======== DATA PROVIDED ========
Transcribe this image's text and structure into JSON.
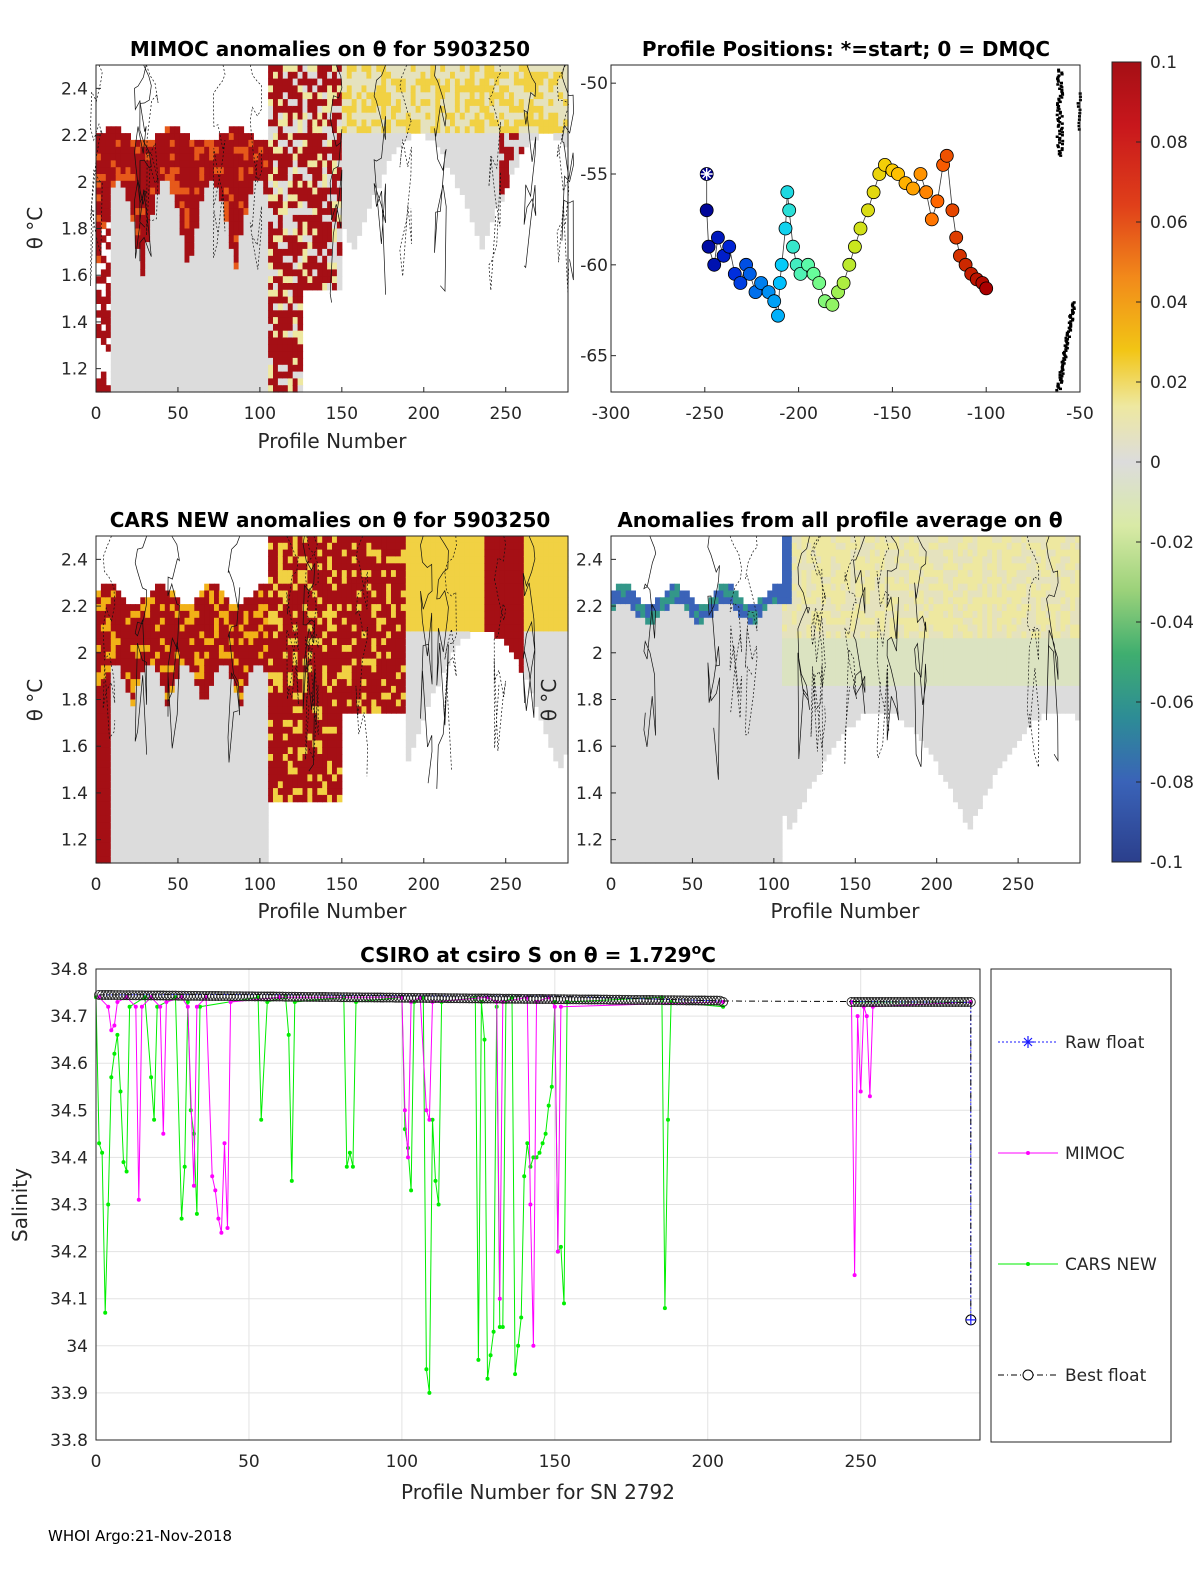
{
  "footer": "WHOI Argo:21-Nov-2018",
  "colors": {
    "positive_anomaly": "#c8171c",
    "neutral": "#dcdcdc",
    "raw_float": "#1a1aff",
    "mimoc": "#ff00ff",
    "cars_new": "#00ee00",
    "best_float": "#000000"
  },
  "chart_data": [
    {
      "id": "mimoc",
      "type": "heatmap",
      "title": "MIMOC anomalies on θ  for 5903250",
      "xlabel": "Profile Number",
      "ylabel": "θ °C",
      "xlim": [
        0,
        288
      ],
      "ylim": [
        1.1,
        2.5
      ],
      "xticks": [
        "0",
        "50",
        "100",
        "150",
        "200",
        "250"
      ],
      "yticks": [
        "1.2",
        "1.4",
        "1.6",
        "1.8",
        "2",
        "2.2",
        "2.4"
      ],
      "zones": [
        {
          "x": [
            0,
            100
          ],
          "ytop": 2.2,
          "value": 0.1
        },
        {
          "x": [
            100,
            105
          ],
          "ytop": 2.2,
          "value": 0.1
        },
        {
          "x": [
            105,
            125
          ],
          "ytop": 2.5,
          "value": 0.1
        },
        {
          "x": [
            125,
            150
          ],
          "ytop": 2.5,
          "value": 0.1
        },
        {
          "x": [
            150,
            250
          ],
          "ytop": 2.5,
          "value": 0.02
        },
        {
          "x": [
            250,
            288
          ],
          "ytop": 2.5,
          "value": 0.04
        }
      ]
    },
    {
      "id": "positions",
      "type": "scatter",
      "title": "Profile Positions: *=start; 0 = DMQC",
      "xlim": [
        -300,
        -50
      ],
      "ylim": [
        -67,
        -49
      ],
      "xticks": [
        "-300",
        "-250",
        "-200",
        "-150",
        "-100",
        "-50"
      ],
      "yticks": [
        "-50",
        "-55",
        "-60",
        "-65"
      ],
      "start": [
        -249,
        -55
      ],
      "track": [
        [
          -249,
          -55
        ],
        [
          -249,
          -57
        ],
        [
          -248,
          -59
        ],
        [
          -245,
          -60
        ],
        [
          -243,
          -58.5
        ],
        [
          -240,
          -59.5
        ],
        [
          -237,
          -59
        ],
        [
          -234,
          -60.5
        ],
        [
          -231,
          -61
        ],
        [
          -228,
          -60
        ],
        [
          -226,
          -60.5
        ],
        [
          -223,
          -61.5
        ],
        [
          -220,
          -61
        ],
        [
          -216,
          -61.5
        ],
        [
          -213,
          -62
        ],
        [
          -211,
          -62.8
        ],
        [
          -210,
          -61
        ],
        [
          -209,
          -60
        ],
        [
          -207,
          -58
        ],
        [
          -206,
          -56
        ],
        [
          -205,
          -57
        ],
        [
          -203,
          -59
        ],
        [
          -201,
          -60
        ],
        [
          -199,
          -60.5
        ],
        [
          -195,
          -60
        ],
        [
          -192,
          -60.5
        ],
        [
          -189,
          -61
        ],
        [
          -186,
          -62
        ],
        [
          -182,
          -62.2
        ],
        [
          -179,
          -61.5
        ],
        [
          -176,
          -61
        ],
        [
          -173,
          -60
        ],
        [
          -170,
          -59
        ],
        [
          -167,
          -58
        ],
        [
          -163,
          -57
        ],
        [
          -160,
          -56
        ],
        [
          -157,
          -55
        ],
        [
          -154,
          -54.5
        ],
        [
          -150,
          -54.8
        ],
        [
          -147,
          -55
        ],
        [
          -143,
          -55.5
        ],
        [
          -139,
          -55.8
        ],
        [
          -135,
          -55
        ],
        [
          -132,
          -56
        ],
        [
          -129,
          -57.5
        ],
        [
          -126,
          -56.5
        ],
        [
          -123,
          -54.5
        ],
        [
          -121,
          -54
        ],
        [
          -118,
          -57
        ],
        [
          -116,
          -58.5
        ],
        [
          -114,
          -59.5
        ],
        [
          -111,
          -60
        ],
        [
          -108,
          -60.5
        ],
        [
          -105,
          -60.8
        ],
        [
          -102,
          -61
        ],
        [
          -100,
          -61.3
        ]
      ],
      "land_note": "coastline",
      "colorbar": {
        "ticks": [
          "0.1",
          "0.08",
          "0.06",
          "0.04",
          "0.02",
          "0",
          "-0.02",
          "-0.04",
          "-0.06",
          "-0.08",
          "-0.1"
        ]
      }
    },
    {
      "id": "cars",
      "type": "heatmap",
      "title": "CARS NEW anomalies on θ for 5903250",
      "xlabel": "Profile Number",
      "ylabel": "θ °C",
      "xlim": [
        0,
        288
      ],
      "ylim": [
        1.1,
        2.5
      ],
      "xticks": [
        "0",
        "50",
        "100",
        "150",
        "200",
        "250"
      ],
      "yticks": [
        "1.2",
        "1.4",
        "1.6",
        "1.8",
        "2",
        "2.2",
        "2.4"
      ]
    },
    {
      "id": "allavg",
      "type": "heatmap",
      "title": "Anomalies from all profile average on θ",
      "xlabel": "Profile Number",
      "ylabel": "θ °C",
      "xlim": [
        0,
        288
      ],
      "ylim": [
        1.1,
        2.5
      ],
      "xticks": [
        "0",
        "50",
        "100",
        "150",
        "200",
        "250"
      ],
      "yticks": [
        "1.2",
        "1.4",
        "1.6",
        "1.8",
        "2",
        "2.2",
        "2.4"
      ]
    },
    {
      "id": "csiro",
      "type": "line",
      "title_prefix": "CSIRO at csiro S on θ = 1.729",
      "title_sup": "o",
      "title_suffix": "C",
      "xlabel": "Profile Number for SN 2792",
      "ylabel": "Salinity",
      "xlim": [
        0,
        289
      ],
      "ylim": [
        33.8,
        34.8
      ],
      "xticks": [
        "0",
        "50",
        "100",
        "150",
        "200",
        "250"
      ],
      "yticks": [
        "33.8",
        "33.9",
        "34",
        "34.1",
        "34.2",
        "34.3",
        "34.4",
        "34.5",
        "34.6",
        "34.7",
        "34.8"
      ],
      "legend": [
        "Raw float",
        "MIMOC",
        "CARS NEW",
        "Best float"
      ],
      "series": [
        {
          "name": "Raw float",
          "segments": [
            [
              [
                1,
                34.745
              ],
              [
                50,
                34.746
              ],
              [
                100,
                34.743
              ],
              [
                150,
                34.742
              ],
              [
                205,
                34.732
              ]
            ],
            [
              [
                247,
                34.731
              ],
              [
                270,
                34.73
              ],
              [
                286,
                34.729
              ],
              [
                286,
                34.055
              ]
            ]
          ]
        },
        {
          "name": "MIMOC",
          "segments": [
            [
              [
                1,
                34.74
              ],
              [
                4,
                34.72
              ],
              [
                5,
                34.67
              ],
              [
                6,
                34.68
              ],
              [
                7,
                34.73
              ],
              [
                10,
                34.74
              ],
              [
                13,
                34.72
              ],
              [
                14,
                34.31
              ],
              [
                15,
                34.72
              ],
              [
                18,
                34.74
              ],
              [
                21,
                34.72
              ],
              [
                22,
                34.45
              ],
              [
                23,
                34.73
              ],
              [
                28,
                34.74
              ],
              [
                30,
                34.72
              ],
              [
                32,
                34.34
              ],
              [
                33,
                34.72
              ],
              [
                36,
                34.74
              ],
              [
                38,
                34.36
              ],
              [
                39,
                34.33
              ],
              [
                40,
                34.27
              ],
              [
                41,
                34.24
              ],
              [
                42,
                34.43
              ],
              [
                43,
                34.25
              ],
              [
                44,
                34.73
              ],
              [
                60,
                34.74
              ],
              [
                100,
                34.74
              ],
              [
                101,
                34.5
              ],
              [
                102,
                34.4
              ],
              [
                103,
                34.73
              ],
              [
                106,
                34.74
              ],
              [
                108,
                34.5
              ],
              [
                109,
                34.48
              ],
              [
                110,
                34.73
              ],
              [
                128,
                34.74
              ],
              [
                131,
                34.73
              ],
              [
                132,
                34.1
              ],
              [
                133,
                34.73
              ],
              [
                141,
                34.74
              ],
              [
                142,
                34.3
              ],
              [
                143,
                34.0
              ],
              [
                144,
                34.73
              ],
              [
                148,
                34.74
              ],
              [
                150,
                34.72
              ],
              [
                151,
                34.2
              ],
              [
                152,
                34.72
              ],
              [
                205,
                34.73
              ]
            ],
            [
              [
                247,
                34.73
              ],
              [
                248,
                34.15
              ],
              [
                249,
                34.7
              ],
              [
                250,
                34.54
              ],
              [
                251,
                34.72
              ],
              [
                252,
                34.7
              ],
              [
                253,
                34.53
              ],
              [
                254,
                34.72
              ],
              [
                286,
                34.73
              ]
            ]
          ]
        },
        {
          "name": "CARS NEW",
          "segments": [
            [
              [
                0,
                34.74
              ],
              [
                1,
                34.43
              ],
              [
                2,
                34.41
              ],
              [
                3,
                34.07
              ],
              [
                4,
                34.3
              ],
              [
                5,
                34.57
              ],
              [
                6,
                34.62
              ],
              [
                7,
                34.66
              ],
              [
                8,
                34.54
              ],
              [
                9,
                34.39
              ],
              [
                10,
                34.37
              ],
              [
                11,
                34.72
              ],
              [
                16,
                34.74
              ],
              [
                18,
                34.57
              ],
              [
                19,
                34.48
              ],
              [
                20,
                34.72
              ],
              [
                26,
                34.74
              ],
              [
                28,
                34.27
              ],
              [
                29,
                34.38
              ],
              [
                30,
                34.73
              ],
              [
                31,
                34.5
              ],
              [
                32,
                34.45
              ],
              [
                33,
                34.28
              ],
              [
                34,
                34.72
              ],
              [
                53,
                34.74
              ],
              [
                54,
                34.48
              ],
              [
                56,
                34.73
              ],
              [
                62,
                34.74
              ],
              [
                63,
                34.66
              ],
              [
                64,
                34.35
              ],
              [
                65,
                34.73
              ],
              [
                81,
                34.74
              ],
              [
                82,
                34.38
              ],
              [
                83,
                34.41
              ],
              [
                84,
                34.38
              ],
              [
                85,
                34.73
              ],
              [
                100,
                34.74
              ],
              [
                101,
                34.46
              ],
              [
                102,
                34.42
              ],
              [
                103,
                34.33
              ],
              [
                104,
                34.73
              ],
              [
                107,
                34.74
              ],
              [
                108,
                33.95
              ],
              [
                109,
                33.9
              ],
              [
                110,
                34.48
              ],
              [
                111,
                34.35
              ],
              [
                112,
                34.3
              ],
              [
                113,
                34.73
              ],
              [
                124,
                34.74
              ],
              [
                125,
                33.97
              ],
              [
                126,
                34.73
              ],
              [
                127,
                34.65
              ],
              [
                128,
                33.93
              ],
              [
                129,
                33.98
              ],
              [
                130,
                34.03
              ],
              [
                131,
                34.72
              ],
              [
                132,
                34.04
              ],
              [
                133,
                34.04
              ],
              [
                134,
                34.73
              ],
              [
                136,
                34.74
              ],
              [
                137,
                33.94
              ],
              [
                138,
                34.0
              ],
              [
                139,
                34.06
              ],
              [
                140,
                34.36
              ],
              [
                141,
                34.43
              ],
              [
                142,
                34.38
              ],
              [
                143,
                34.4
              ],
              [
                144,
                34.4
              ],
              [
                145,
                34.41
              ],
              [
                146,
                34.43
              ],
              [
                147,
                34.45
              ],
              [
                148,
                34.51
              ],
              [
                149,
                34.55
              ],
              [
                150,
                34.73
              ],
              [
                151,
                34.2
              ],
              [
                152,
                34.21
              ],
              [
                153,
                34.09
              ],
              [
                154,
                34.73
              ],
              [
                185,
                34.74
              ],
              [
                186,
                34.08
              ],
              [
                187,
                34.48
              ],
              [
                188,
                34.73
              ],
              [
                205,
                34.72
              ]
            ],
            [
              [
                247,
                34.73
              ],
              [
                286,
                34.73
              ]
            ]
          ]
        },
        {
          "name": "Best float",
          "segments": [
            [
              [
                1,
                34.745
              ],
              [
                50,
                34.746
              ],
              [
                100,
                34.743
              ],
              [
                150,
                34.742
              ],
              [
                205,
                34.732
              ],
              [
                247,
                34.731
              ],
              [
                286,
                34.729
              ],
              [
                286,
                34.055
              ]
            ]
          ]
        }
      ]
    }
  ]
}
========
_PROBLEM REQUIREMENTS_
Check each line of the records above for "start", and copy those that have it.

_TASK RESULT_
      "title": "Profile Positions: *=start; 0 = DMQC",
      "start": [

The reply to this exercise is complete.